Directions:
Search the listing below for the string "መብትና" and copy every line where it occurs.

Records for this exercise:

::::::::::

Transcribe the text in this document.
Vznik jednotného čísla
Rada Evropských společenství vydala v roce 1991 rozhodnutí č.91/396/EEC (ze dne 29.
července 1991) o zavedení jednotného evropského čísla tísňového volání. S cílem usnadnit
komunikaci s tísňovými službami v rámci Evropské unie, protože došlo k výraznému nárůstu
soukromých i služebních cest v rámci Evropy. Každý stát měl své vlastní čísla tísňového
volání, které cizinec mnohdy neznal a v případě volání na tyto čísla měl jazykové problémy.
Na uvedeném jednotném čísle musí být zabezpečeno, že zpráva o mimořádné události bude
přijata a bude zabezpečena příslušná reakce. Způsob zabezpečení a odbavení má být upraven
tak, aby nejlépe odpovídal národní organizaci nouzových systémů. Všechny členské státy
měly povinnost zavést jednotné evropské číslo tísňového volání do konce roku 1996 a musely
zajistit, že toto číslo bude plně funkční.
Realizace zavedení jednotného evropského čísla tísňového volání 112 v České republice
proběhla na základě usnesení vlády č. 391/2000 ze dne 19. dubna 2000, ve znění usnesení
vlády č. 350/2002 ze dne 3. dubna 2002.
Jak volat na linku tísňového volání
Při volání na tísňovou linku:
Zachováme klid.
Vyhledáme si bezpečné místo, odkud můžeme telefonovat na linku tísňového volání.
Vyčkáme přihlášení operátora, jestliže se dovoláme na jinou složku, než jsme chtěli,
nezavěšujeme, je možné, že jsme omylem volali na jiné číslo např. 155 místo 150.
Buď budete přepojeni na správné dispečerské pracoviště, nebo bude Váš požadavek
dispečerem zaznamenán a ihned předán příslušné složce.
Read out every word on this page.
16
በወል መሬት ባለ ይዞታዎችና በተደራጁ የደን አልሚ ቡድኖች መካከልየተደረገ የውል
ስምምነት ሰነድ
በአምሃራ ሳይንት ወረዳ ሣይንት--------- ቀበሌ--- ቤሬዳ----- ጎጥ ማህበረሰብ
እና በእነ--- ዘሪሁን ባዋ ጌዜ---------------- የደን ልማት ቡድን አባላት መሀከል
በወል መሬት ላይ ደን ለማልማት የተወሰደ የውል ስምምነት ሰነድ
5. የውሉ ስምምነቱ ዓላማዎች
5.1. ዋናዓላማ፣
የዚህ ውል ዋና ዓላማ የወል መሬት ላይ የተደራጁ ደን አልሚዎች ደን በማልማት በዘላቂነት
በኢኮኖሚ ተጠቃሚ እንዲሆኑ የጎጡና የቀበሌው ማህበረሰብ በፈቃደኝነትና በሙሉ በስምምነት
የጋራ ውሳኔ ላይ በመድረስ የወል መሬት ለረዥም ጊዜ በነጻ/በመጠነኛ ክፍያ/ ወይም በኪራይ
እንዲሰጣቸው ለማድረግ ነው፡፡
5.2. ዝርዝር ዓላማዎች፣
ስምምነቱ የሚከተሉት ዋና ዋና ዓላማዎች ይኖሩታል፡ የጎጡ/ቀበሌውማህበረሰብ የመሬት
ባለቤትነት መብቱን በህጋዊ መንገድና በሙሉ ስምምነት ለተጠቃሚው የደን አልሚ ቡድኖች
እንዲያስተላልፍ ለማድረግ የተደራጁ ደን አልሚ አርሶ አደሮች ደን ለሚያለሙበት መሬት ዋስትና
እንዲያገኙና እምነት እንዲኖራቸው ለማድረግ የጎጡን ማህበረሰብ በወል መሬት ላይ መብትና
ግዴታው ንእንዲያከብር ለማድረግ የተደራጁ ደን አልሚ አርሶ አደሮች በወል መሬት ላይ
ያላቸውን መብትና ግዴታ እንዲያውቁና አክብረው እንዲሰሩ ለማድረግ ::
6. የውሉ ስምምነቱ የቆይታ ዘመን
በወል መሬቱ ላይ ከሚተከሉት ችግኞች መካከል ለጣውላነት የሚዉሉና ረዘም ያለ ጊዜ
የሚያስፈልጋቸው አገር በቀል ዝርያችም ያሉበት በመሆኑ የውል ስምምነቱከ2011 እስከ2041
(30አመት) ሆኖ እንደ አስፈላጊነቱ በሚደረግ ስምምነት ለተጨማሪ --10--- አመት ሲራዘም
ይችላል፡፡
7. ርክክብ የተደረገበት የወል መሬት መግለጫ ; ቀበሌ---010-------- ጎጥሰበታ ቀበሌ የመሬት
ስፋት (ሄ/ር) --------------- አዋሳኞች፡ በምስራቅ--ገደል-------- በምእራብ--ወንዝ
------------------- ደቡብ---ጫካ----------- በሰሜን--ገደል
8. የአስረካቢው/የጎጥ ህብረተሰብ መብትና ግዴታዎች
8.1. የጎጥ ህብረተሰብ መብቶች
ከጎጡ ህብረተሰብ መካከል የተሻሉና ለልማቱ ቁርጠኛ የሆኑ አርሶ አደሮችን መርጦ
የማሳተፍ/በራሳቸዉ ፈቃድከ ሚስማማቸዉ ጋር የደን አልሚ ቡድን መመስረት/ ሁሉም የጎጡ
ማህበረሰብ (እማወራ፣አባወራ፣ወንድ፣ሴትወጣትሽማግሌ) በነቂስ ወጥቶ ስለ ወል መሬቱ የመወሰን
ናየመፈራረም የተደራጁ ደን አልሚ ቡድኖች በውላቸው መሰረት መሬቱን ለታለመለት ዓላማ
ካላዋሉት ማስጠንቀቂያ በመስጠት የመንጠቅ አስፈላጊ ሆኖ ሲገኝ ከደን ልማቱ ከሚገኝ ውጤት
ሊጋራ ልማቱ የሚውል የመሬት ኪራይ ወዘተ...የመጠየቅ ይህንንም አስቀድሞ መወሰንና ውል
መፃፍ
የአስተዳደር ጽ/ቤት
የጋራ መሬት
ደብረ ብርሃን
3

::::::::::

Finished exercise:
እንዲያገኙና እምነት እንዲኖራቸው ለማድረግ የጎጡን ማህበረሰብ በወል መሬት ላይ መብትና
ያላቸውን መብትና ግዴታ እንዲያውቁና አክብረው እንዲሰሩ ለማድረግ ::
8. የአስረካቢው/የጎጥ ህብረተሰብ መብትና ግዴታዎች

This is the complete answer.